** Start **
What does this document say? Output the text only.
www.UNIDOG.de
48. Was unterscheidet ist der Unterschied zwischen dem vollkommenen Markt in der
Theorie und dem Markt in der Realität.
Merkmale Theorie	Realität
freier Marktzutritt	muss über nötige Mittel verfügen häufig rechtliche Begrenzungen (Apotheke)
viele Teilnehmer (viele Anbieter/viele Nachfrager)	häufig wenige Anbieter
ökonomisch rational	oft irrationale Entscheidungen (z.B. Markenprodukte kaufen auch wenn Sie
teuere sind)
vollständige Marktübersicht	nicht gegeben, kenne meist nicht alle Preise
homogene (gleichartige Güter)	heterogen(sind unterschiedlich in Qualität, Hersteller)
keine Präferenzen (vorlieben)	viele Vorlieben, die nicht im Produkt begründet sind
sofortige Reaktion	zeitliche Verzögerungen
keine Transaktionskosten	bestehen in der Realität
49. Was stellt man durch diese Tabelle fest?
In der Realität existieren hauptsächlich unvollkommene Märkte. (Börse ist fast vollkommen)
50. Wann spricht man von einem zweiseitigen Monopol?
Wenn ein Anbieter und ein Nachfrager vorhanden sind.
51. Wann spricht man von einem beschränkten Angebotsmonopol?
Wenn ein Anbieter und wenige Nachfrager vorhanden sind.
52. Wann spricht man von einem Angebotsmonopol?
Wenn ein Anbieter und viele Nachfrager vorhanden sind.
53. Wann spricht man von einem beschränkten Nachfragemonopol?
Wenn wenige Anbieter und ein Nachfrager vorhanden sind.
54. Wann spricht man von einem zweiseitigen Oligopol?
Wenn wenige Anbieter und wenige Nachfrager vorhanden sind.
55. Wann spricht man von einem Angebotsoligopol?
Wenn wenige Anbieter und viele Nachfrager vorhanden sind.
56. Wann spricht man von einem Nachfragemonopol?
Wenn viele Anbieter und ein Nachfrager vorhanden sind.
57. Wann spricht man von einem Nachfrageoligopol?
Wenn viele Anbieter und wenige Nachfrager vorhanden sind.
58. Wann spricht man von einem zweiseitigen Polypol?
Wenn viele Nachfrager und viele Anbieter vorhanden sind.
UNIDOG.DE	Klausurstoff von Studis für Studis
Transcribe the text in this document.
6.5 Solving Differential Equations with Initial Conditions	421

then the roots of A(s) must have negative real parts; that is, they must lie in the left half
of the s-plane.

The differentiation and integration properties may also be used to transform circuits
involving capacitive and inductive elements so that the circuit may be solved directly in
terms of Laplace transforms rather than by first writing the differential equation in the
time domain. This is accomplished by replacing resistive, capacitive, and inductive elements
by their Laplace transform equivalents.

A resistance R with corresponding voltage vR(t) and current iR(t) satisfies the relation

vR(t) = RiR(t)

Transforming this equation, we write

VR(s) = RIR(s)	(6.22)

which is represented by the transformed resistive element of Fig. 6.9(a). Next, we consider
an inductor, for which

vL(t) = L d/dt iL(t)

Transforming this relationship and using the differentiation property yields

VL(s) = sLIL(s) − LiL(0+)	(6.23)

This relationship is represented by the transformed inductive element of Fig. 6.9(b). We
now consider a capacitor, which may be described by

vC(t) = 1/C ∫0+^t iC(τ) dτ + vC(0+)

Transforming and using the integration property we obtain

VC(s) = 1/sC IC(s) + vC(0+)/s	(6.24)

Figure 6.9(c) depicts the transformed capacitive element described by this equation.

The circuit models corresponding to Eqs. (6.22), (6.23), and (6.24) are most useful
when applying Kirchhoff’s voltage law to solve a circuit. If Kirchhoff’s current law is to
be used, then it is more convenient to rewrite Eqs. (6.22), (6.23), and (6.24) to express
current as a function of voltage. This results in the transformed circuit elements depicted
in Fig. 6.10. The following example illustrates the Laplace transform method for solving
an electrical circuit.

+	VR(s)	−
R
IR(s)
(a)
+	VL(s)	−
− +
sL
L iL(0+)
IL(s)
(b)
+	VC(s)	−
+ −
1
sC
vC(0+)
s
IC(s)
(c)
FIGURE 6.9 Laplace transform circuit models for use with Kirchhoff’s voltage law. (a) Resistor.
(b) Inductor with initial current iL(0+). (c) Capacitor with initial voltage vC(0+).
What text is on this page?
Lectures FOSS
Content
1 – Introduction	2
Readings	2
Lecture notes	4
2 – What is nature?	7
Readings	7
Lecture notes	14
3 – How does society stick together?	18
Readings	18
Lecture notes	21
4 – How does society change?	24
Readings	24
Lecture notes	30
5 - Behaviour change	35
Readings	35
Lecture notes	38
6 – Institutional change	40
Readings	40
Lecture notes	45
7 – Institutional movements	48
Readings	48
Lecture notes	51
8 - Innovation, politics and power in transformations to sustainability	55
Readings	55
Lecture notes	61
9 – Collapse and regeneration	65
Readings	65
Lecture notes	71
** End **
▸ **GOAL**
Copy each line above where the string "Angebotsmonopol" occurs.

▸ **CORRECT ANSWER**
51. Wann spricht man von einem beschränkten Angebotsmonopol?
52. Wann spricht man von einem Angebotsmonopol?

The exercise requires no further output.